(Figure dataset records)

---+---

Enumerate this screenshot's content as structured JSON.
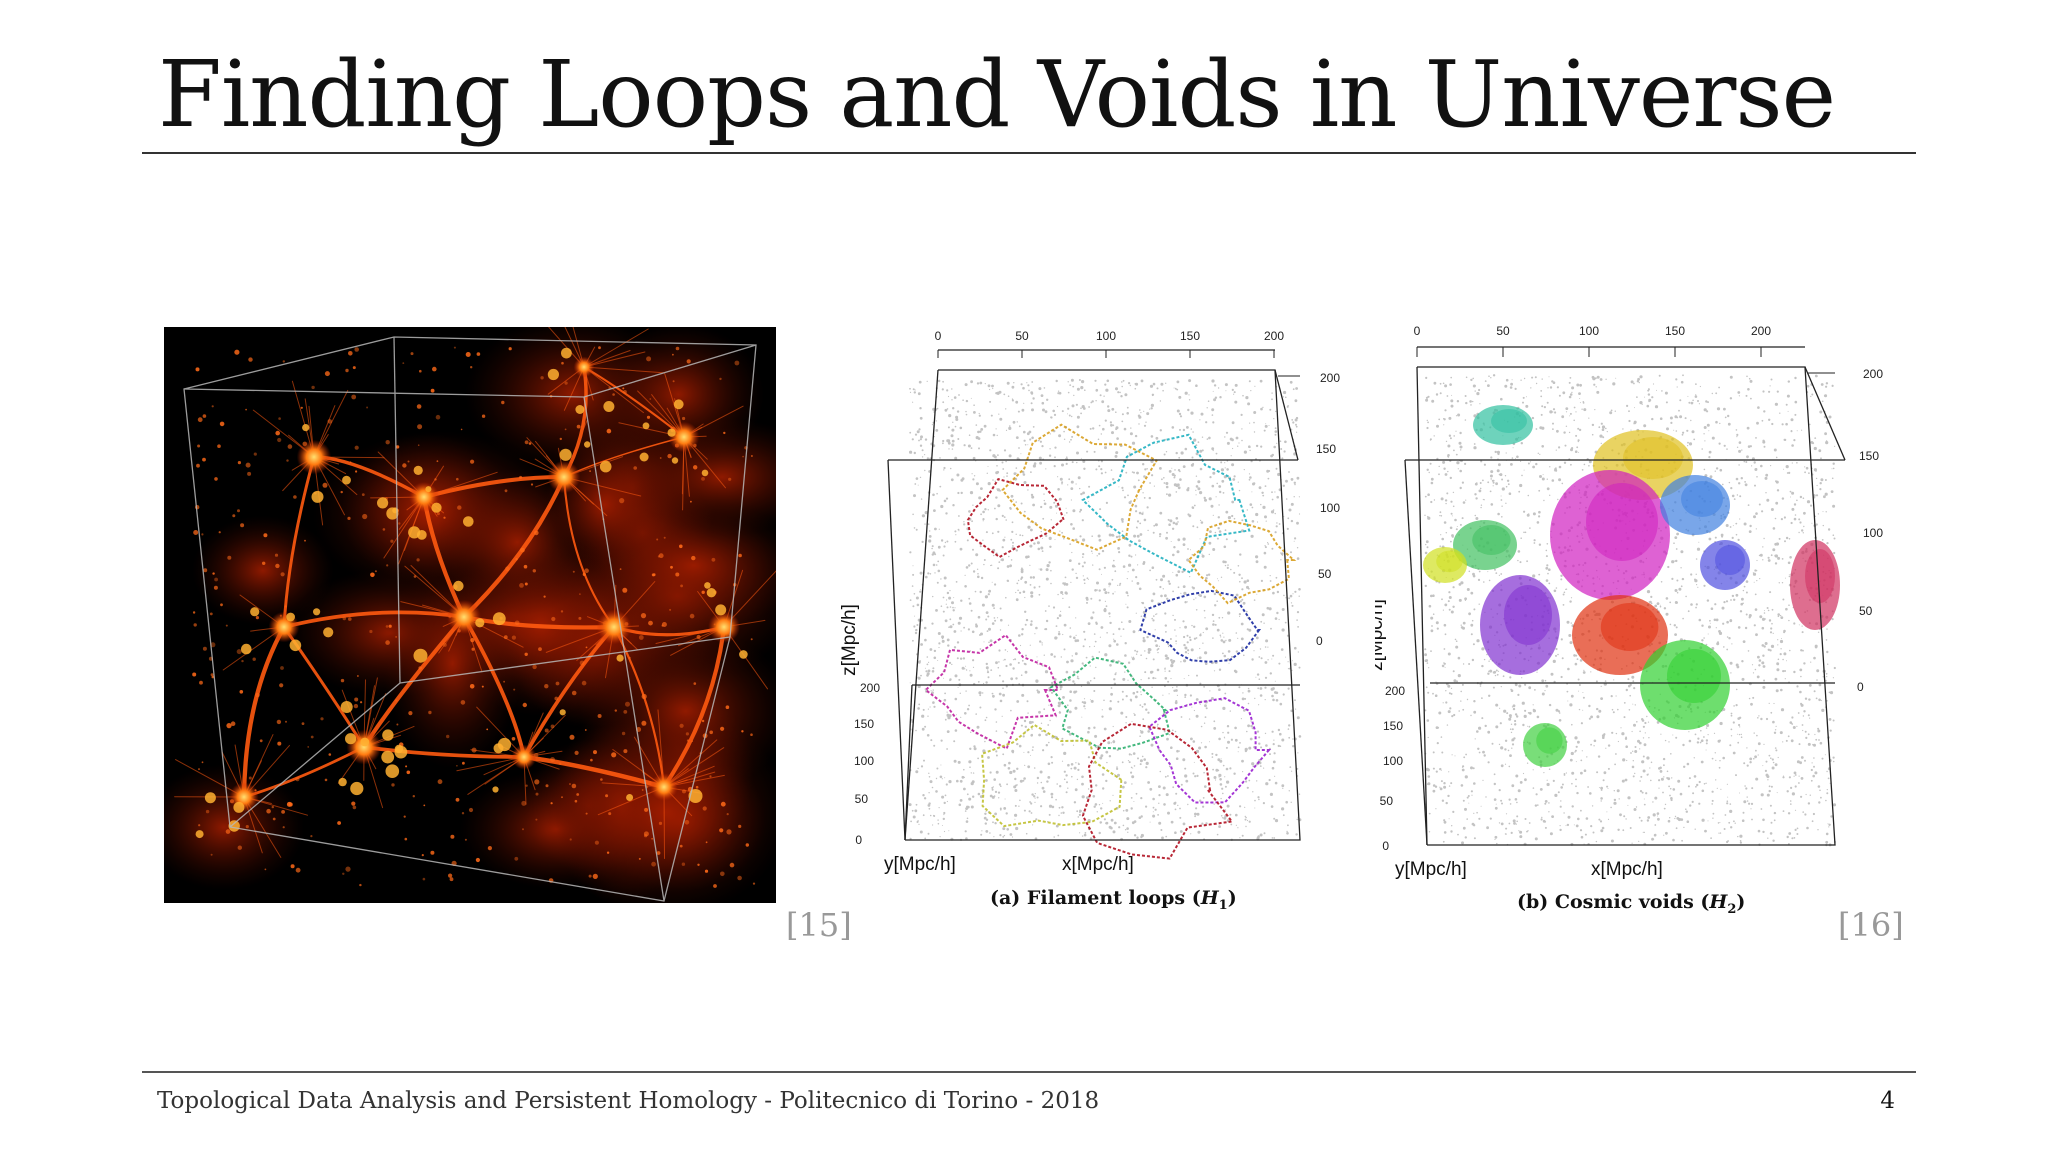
{
  "slide": {
    "title": "Finding Loops and Voids in Universe",
    "footer": "Topological Data Analysis and Persistent Homology - Politecnico di Torino - 2018",
    "page_number": "4"
  },
  "figures": {
    "left": {
      "reference": "[15]"
    },
    "middle": {
      "caption_prefix": "(a) Filament loops (",
      "caption_symbol": "H",
      "caption_subscript": "1",
      "caption_suffix": ")",
      "x_axis_label": "x[Mpc/h]",
      "y_axis_label": "y[Mpc/h]",
      "z_axis_label": "z[Mpc/h]",
      "top_ticks": [
        "0",
        "50",
        "100",
        "150",
        "200"
      ],
      "right_ticks": [
        "200",
        "150",
        "100",
        "50",
        "0"
      ],
      "left_ticks": [
        "200",
        "150",
        "100",
        "50",
        "0"
      ]
    },
    "right": {
      "caption_prefix": "(b) Cosmic voids (",
      "caption_symbol": "H",
      "caption_subscript": "2",
      "caption_suffix": ")",
      "x_axis_label": "x[Mpc/h]",
      "y_axis_label": "y[Mpc/h]",
      "z_axis_label": "z[Mpc/h]",
      "top_ticks": [
        "0",
        "50",
        "100",
        "150",
        "200"
      ],
      "right_ticks": [
        "200",
        "150",
        "100",
        "50",
        "0"
      ],
      "left_ticks": [
        "200",
        "150",
        "100",
        "50",
        "0"
      ],
      "reference": "[16]"
    }
  },
  "colors": {
    "title_text": "#111111",
    "rule": "#333333",
    "reference_text": "#999999",
    "nebula_bright": "#ffb030",
    "nebula_mid": "#e03a00"
  }
}
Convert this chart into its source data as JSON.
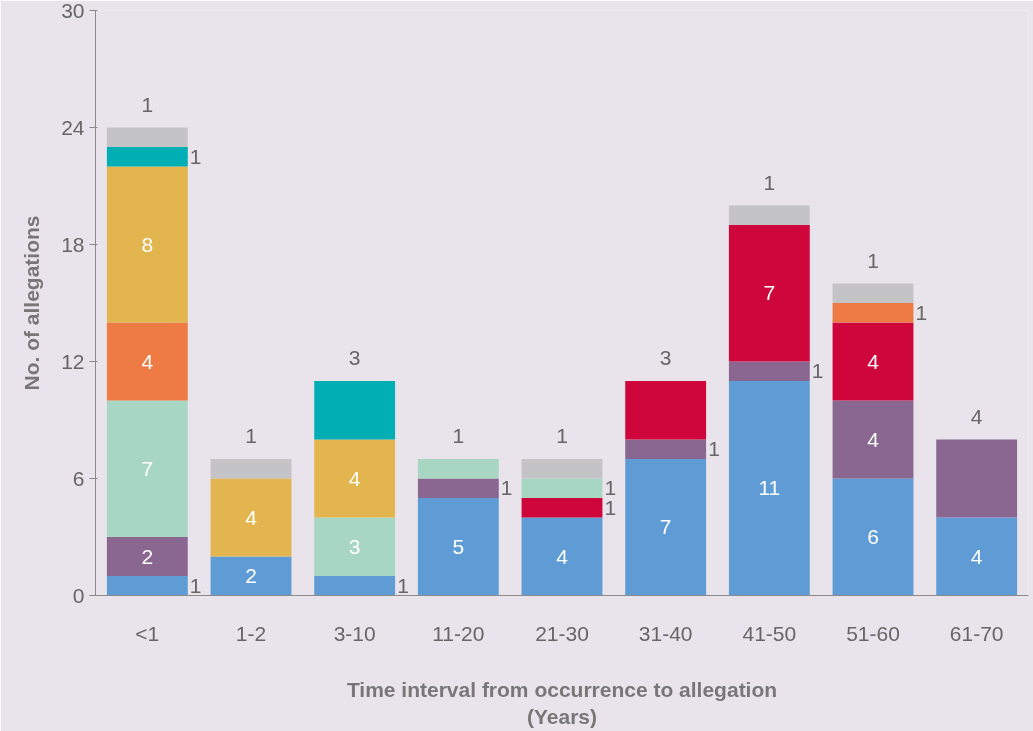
{
  "chart_data": {
    "type": "bar",
    "stacked": true,
    "data_labels": true,
    "xlabel": "Time interval from occurrence to allegation\n(Years)",
    "ylabel": "No. of allegations",
    "categories": [
      "<1",
      "1-2",
      "3-10",
      "11-20",
      "21-30",
      "31-40",
      "41-50",
      "51-60",
      "61-70"
    ],
    "ylim": [
      0,
      30
    ],
    "yticks": [
      0,
      6,
      12,
      18,
      24,
      30
    ],
    "grid": false,
    "series": [
      {
        "color": "#5f9bd4",
        "values": [
          1,
          2,
          1,
          5,
          4,
          7,
          11,
          6,
          4
        ]
      },
      {
        "color": "#8a6790",
        "values": [
          2,
          null,
          null,
          1,
          null,
          1,
          1,
          4,
          4
        ]
      },
      {
        "color": "#cf063c",
        "values": [
          null,
          null,
          null,
          null,
          1,
          3,
          7,
          4,
          null
        ]
      },
      {
        "color": "#a7d7c2",
        "values": [
          7,
          null,
          3,
          1,
          1,
          null,
          null,
          null,
          null
        ]
      },
      {
        "color": "#ee7a44",
        "values": [
          4,
          null,
          null,
          null,
          null,
          null,
          null,
          1,
          null
        ]
      },
      {
        "color": "#e2b54f",
        "values": [
          8,
          4,
          4,
          null,
          null,
          null,
          null,
          null,
          null
        ]
      },
      {
        "color": "#00aeb4",
        "values": [
          1,
          null,
          3,
          null,
          null,
          null,
          null,
          null,
          null
        ]
      },
      {
        "color": "#c4c4c6",
        "values": [
          1,
          1,
          null,
          null,
          1,
          null,
          1,
          1,
          null
        ]
      }
    ]
  }
}
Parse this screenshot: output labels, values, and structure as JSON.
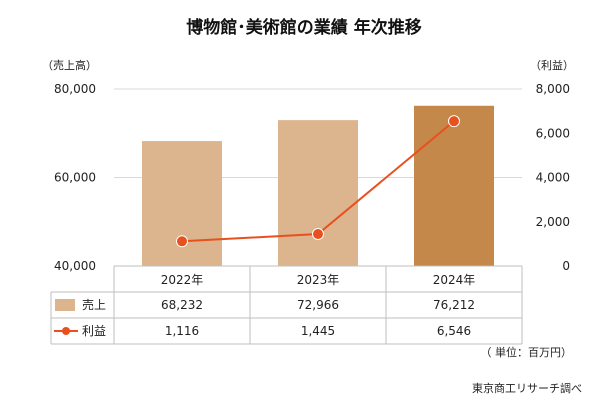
{
  "chart_data": {
    "type": "bar",
    "title": "博物館･美術館の業績 年次推移",
    "y_left_label": "（売上高）",
    "y_right_label": "（利益）",
    "y_left_ticks": [
      "80,000",
      "60,000",
      "40,000"
    ],
    "y_right_ticks": [
      "8,000",
      "6,000",
      "4,000",
      "2,000",
      "0"
    ],
    "y_left_range": [
      40000,
      80000
    ],
    "y_right_range": [
      0,
      8000
    ],
    "categories": [
      "2022年",
      "2023年",
      "2024年"
    ],
    "series": [
      {
        "name": "売上",
        "type": "bar",
        "axis": "left",
        "values": [
          68232,
          72966,
          76212
        ],
        "colors": [
          "#dcb48e",
          "#dcb48e",
          "#c4894a"
        ]
      },
      {
        "name": "利益",
        "type": "line",
        "axis": "right",
        "values": [
          1116,
          1445,
          6546
        ],
        "color": "#e8501e"
      }
    ],
    "table_rows": [
      {
        "name": "売上",
        "values": [
          "68,232",
          "72,966",
          "76,212"
        ]
      },
      {
        "name": "利益",
        "values": [
          "1,116",
          "1,445",
          "6,546"
        ]
      }
    ],
    "unit_note": "（ 単位：百万円）",
    "source": "東京商工リサーチ調べ"
  }
}
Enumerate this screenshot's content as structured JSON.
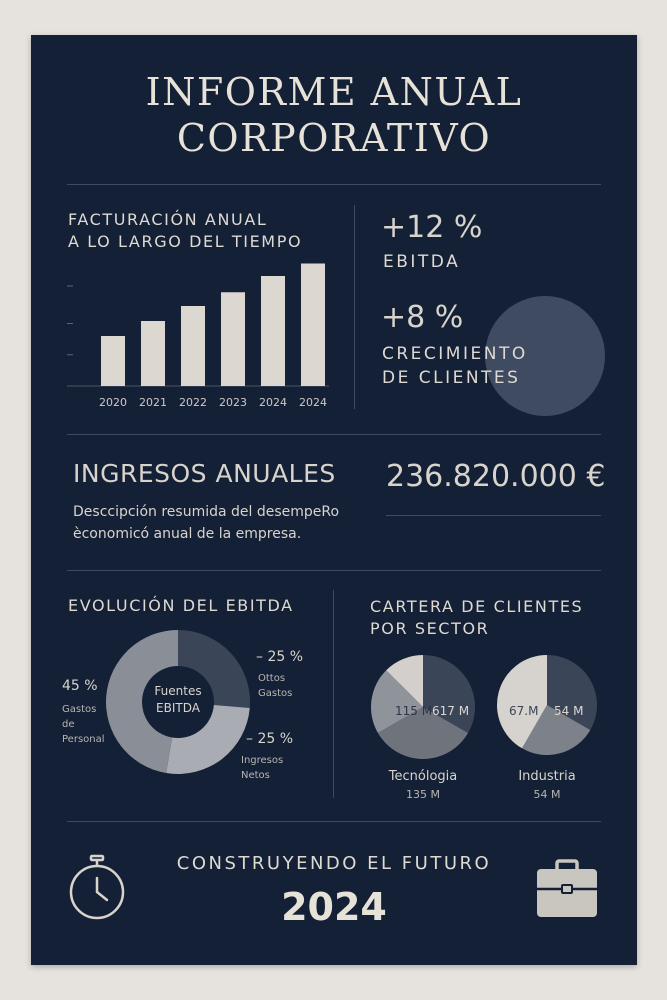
{
  "poster": {
    "title_line1": "INFORME ANUAL",
    "title_line2": "CORPORATIVO"
  },
  "revenue_chart": {
    "heading_line1": "FACTURACIÓN ANUAL",
    "heading_line2": "A LO LARGO DEL TIEMPO"
  },
  "kpis": {
    "ebitda_value": "+12 %",
    "ebitda_label": "EBITDA",
    "clients_value": "+8 %",
    "clients_label_line1": "CRECIMIENTO",
    "clients_label_line2": "DE CLIENTES"
  },
  "income": {
    "heading": "INGRESOS ANUALES",
    "amount": "236.820.000 €",
    "description_line1": "Desccipción resumida del desempeRo",
    "description_line2": "èconomicó anual de la empresa."
  },
  "ebitda_donut": {
    "heading": "EVOLUCIÓN DEL EBITDA",
    "center_line1": "Fuentes",
    "center_line2": "EBITDA",
    "label_personal_pct": "45 %",
    "label_personal_line1": "Gastos",
    "label_personal_line2": "de",
    "label_personal_line3": "Personal",
    "label_otros_pct": "– 25 %",
    "label_otros_line1": "Ottos",
    "label_otros_line2": "Gastos",
    "label_netos_pct": "– 25 %",
    "label_netos_line1": "Ingresos",
    "label_netos_line2": "Netos"
  },
  "clients_sector": {
    "heading_line1": "CARTERA DE CLIENTES",
    "heading_line2": "POR SECTOR",
    "pie1_label_a": "115 M",
    "pie1_label_b": "617 M",
    "pie1_caption_line1": "Tecnólogia",
    "pie1_caption_line2": "135 M",
    "pie2_label_a": "67.M",
    "pie2_label_b": "54 M",
    "pie2_caption_line1": "Industria",
    "pie2_caption_line2": "54 M"
  },
  "footer": {
    "tagline": "CONSTRUYENDO EL FUTURO",
    "year": "2024"
  },
  "chart_data": [
    {
      "type": "bar",
      "title": "FACTURACIÓN ANUAL A LO LARGO DEL TIEMPO",
      "categories": [
        "2020",
        "2021",
        "2022",
        "2023",
        "2024",
        "2024"
      ],
      "values": [
        40,
        52,
        64,
        75,
        88,
        98
      ],
      "ylim": [
        0,
        100
      ],
      "grid": false
    },
    {
      "type": "pie",
      "title": "EVOLUCIÓN DEL EBITDA",
      "categories": [
        "Ottos Gastos",
        "Ingresos Netos",
        "Gastos de Personal"
      ],
      "values": [
        25,
        25,
        45
      ],
      "legend": "outside-labels"
    }
  ],
  "colors": {
    "background": "#142036",
    "bars": "#dcd8d1",
    "slice_dark": "#3b4558",
    "slice_mid": "#8a8e97",
    "slice_light": "#a9adb3",
    "accent_circle": "#3e4b61"
  }
}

---+---

▶ [EXERCISE DETAILS] Exactly reproduce the entries above, minus the pictures.

▶ [RESULT BELOW]
Enumerate this screenshot's content as structured JSON.
{
  "slide": {
    "title": "Finding Loops and Voids in Universe",
    "footer": "Topological Data Analysis and Persistent Homology - Politecnico di Torino - 2018",
    "page_number": "4"
  },
  "figures": {
    "left": {
      "reference": "[15]"
    },
    "middle": {
      "caption_prefix": "(a) Filament loops (",
      "caption_symbol": "H",
      "caption_subscript": "1",
      "caption_suffix": ")",
      "x_axis_label": "x[Mpc/h]",
      "y_axis_label": "y[Mpc/h]",
      "z_axis_label": "z[Mpc/h]",
      "top_ticks": [
        "0",
        "50",
        "100",
        "150",
        "200"
      ],
      "right_ticks": [
        "200",
        "150",
        "100",
        "50",
        "0"
      ],
      "left_ticks": [
        "200",
        "150",
        "100",
        "50",
        "0"
      ]
    },
    "right": {
      "caption_prefix": "(b) Cosmic voids (",
      "caption_symbol": "H",
      "caption_subscript": "2",
      "caption_suffix": ")",
      "x_axis_label": "x[Mpc/h]",
      "y_axis_label": "y[Mpc/h]",
      "z_axis_label": "z[Mpc/h]",
      "top_ticks": [
        "0",
        "50",
        "100",
        "150",
        "200"
      ],
      "right_ticks": [
        "200",
        "150",
        "100",
        "50",
        "0"
      ],
      "left_ticks": [
        "200",
        "150",
        "100",
        "50",
        "0"
      ],
      "reference": "[16]"
    }
  },
  "colors": {
    "title_text": "#111111",
    "rule": "#333333",
    "reference_text": "#999999",
    "nebula_bright": "#ffb030",
    "nebula_mid": "#e03a00"
  }
}
Convert this chart into its source data as JSON.
{
  "chart_data": {
    "type": "bar",
    "stacked": true,
    "data_labels": true,
    "xlabel": "Time interval from occurrence to allegation\n(Years)",
    "ylabel": "No. of allegations",
    "categories": [
      "<1",
      "1-2",
      "3-10",
      "11-20",
      "21-30",
      "31-40",
      "41-50",
      "51-60",
      "61-70"
    ],
    "ylim": [
      0,
      30
    ],
    "yticks": [
      0,
      6,
      12,
      18,
      24,
      30
    ],
    "grid": false,
    "series": [
      {
        "color": "#5f9bd4",
        "values": [
          1,
          2,
          1,
          5,
          4,
          7,
          11,
          6,
          4
        ]
      },
      {
        "color": "#8a6790",
        "values": [
          2,
          null,
          null,
          1,
          null,
          1,
          1,
          4,
          4
        ]
      },
      {
        "color": "#cf063c",
        "values": [
          null,
          null,
          null,
          null,
          1,
          3,
          7,
          4,
          null
        ]
      },
      {
        "color": "#a7d7c2",
        "values": [
          7,
          null,
          3,
          1,
          1,
          null,
          null,
          null,
          null
        ]
      },
      {
        "color": "#ee7a44",
        "values": [
          4,
          null,
          null,
          null,
          null,
          null,
          null,
          1,
          null
        ]
      },
      {
        "color": "#e2b54f",
        "values": [
          8,
          4,
          4,
          null,
          null,
          null,
          null,
          null,
          null
        ]
      },
      {
        "color": "#00aeb4",
        "values": [
          1,
          null,
          3,
          null,
          null,
          null,
          null,
          null,
          null
        ]
      },
      {
        "color": "#c4c4c6",
        "values": [
          1,
          1,
          null,
          null,
          1,
          null,
          1,
          1,
          null
        ]
      }
    ]
  }
}
Parse this screenshot: output labels, values, and structure as JSON.
{
  "chart_data": {
    "type": "bar",
    "title": "博物館･美術館の業績 年次推移",
    "y_left_label": "（売上高）",
    "y_right_label": "（利益）",
    "y_left_ticks": [
      "80,000",
      "60,000",
      "40,000"
    ],
    "y_right_ticks": [
      "8,000",
      "6,000",
      "4,000",
      "2,000",
      "0"
    ],
    "y_left_range": [
      40000,
      80000
    ],
    "y_right_range": [
      0,
      8000
    ],
    "categories": [
      "2022年",
      "2023年",
      "2024年"
    ],
    "series": [
      {
        "name": "売上",
        "type": "bar",
        "axis": "left",
        "values": [
          68232,
          72966,
          76212
        ],
        "colors": [
          "#dcb48e",
          "#dcb48e",
          "#c4894a"
        ]
      },
      {
        "name": "利益",
        "type": "line",
        "axis": "right",
        "values": [
          1116,
          1445,
          6546
        ],
        "color": "#e8501e"
      }
    ],
    "table_rows": [
      {
        "name": "売上",
        "values": [
          "68,232",
          "72,966",
          "76,212"
        ]
      },
      {
        "name": "利益",
        "values": [
          "1,116",
          "1,445",
          "6,546"
        ]
      }
    ],
    "unit_note": "（ 単位：百万円）",
    "source": "東京商工リサーチ調べ"
  }
}
Enumerate this screenshot's content as structured JSON.
{
  "poster": {
    "title_line1": "INFORME ANUAL",
    "title_line2": "CORPORATIVO"
  },
  "revenue_chart": {
    "heading_line1": "FACTURACIÓN ANUAL",
    "heading_line2": "A LO LARGO DEL TIEMPO"
  },
  "kpis": {
    "ebitda_value": "+12 %",
    "ebitda_label": "EBITDA",
    "clients_value": "+8 %",
    "clients_label_line1": "CRECIMIENTO",
    "clients_label_line2": "DE CLIENTES"
  },
  "income": {
    "heading": "INGRESOS ANUALES",
    "amount": "236.820.000 €",
    "description_line1": "Desccipción resumida del desempeRo",
    "description_line2": "èconomicó anual de la empresa."
  },
  "ebitda_donut": {
    "heading": "EVOLUCIÓN DEL EBITDA",
    "center_line1": "Fuentes",
    "center_line2": "EBITDA",
    "label_personal_pct": "45 %",
    "label_personal_line1": "Gastos",
    "label_personal_line2": "de",
    "label_personal_line3": "Personal",
    "label_otros_pct": "– 25 %",
    "label_otros_line1": "Ottos",
    "label_otros_line2": "Gastos",
    "label_netos_pct": "– 25 %",
    "label_netos_line1": "Ingresos",
    "label_netos_line2": "Netos"
  },
  "clients_sector": {
    "heading_line1": "CARTERA DE CLIENTES",
    "heading_line2": "POR SECTOR",
    "pie1_label_a": "115 M",
    "pie1_label_b": "617 M",
    "pie1_caption_line1": "Tecnólogia",
    "pie1_caption_line2": "135 M",
    "pie2_label_a": "67.M",
    "pie2_label_b": "54 M",
    "pie2_caption_line1": "Industria",
    "pie2_caption_line2": "54 M"
  },
  "footer": {
    "tagline": "CONSTRUYENDO EL FUTURO",
    "year": "2024"
  },
  "chart_data": [
    {
      "type": "bar",
      "title": "FACTURACIÓN ANUAL A LO LARGO DEL TIEMPO",
      "categories": [
        "2020",
        "2021",
        "2022",
        "2023",
        "2024",
        "2024"
      ],
      "values": [
        40,
        52,
        64,
        75,
        88,
        98
      ],
      "ylim": [
        0,
        100
      ],
      "grid": false
    },
    {
      "type": "pie",
      "title": "EVOLUCIÓN DEL EBITDA",
      "categories": [
        "Ottos Gastos",
        "Ingresos Netos",
        "Gastos de Personal"
      ],
      "values": [
        25,
        25,
        45
      ],
      "legend": "outside-labels"
    }
  ],
  "colors": {
    "background": "#142036",
    "bars": "#dcd8d1",
    "slice_dark": "#3b4558",
    "slice_mid": "#8a8e97",
    "slice_light": "#a9adb3",
    "accent_circle": "#3e4b61"
  }
}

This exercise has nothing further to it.